The image itself is usually the same resolution as the heightmap, which is 64x64 units for 1 pixel. In practical terms, it translates to 8192x8192 for about 1.5 square kilometres, although this value is an estimate of a rough standard and can vary, you generally won't need to have a tighter area for a single pixel to represent than a square metre, then an 8K image is plenty for what will already be a large terrain. Having larger terrains is very possible, but I recommend splitting them into geographical segments.
There are 2 parts involved in creating these kind of "terrain-feature" maps out of images. The first is the painting or input, and the second is the processing of different maps together, especially the heightmap, to further refine the end result. It's all processed in such a way that any part can be manually edited at any time and there are a lot of easily configurable parameters that is read from the "master script".
First, you already have everything you need. MS-Paint is definitely enough and I even recommend staying with a very simplistic tool and not to overthink the image as an artwork unto itself. The image is purely information. Category-hues can be fully customised, but for the sake of example we'll say green is forest and red is rocks. So logically, a slash of very bright green with no use of brushes or fading will result in a sudden thick dense forest. Using a fade and/or brushes to soften all of the edges and painting a stroke of green will result in a gradual build-up of forest trees, with surrounding plants, weeds and grasses, as the darker green hues result in the lesser vegetation. All of these can also be created and "grown" by how the image is processed.
Finally, these images are broken up into their different hues and filters are applied to use noise, checkerboarding, and natural "growth" (see "growsum") (which is how any given hue is naturally decorated by itself outward procedurally), as well as being filtered by the heightmap to exclude depths and heights, as well as angles which are derived from a normalmap version of the terrain. Various further randomisations can be applied and everything is controlled by a master script to make it easy for mappers to have complete control. A very random result can still be achieved from even the most rudimentary inputs.
______________________________
*EXERCISE OBJECTIVE*. Continue the passage on painting terrain-feature maps from where it stops.
______________________________
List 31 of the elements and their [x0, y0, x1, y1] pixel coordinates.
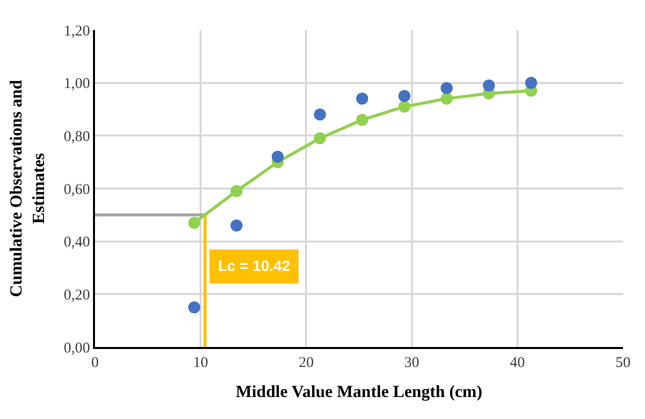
point: [356, 114, 368, 126]
x-tick-label: 40: [510, 355, 525, 371]
point: [230, 185, 242, 198]
point: [314, 132, 326, 144]
y-tick-label: 0,80: [64, 128, 90, 145]
x-tick-label: 30: [404, 355, 420, 371]
x-tick-label: 0: [91, 355, 99, 371]
x-tick-label: 10: [193, 355, 208, 371]
point: [440, 92, 453, 105]
point: [230, 219, 242, 232]
point: [314, 108, 326, 121]
y-tick-label: 0,60: [64, 182, 90, 198]
y-tick-label: 1,20: [64, 23, 90, 40]
y-tick-label: 0,00: [64, 340, 90, 356]
y-axis-title: Cumulative Observations and Estimates: [6, 79, 48, 298]
point: [482, 79, 495, 92]
point: [272, 150, 284, 163]
ref-line-label: Lc = 10.42: [218, 258, 290, 275]
y-tick-label: 1,00: [64, 76, 90, 92]
x-tick-label: 20: [298, 355, 314, 371]
y-tick-label: 0,20: [64, 287, 90, 304]
y-tick-label: 0,40: [64, 234, 90, 251]
point: [188, 301, 200, 314]
point: [188, 216, 200, 229]
point: [356, 92, 368, 105]
point: [398, 100, 410, 113]
point: [525, 76, 538, 89]
point: [440, 82, 453, 94]
x-tick-label: 50: [616, 355, 630, 371]
x-axis-title: Middle Value Mantle Length (cm): [236, 382, 482, 401]
point: [398, 90, 410, 102]
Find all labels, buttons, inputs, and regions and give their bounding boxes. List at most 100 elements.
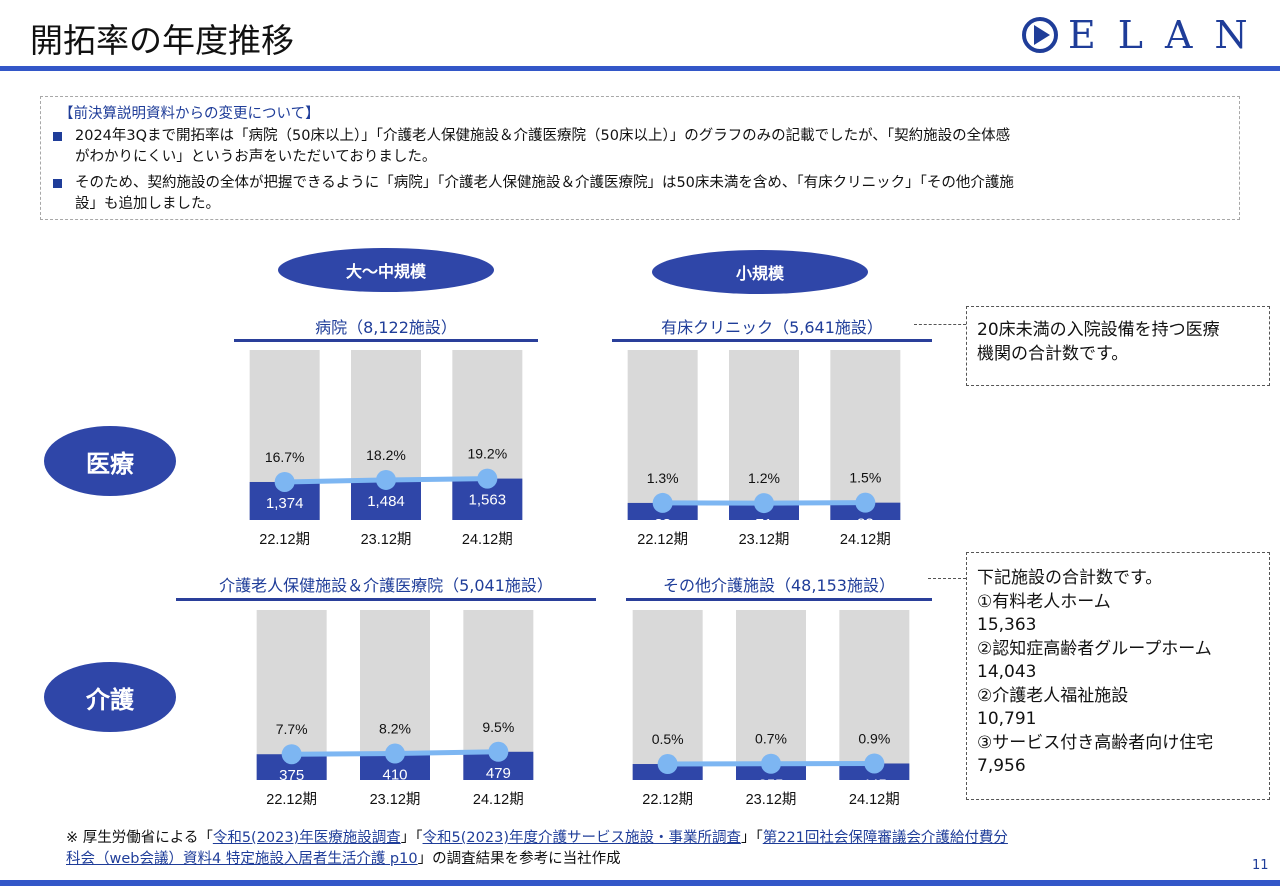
______________________________
*FINAL RESULT*.
The end result is a map file that can be loaded into Radiant to place each mapobject as its own unique entity, for every pixel of the terrain-feature image. The elevation is automatically matched to the heightmap and should be an exact match to the terrain mesh itself, also in Radiant and perhaps even derived from Radiant itself. Each mapobject is then still its own entity that can be further moved or deleted, so think of this tool as a way to get terrain-features into Radiant rather than into the engine. The complete freedom to map in Radiant, create the terrain first, and shoehorn things in, or create a heightmap around an existing design, or a bit of both or anything - this tool can be used in any way, at any time.
The "master script" (concept) used to control how everything is processed:-
//======
hues
Red=cat1
Yellow=cat2
Green=cat3
Cyan=cat4
Blue=cat5
Magenta=cat6
categories
Cat1=rocks03
Cat2=desert02
Cat3=pine01
Cat4=birch01
Car5=rocks02
Cat6=bush02
rotate-vars //how much extra rotation variance should be added.
Rot1=100
Rot2=100
Rot3=100
Rot4=100
Rot5=100
Rot6=100
offset-vars //how much to offset the XY position of the mapobject in 3D units in a random direction.
Shft1=30
=30
Shft3=30
Shft4=30
Shft5=30
Shft6=30
tilt-vars //how much to tilt the object with a final rotation on the X or Y axis.
Tilt1=10
Tilt2=10
Tilt3=10
Tilt4=10
Tilt5=10
Tilt6=10
processsing
Pixels=8192 // squared value of image size, must be the same with both proportions.
Priority=1 // which colour gets priority in the output. Covers 6 permutations for each colour with default spectrum.
// RYGCBM / MRYGCB / BMRYGC / CBMRYG / GCBMRY / YGCBMR
//(=First to last colour in order of prominence, as used to isolate each following colour through the spectrum.)
//(=Used in combination with hue-category assignments to fine-tune to balance persistency of asset decorations.)
Growsum=6 // how many pixels to dilate and compound. This controls automated surrounding decorations.
Growcurve=6 // 0-10 how much more dilated the darker compounds are, resulting in smaller automated decorations.
Growshape=0 // 0 or 1, circle or diamond, defines the method of the dilation.
Noiseinner=3 // 0-10 to apply noise to all pixels above 10 brightness, which can give more randomisation.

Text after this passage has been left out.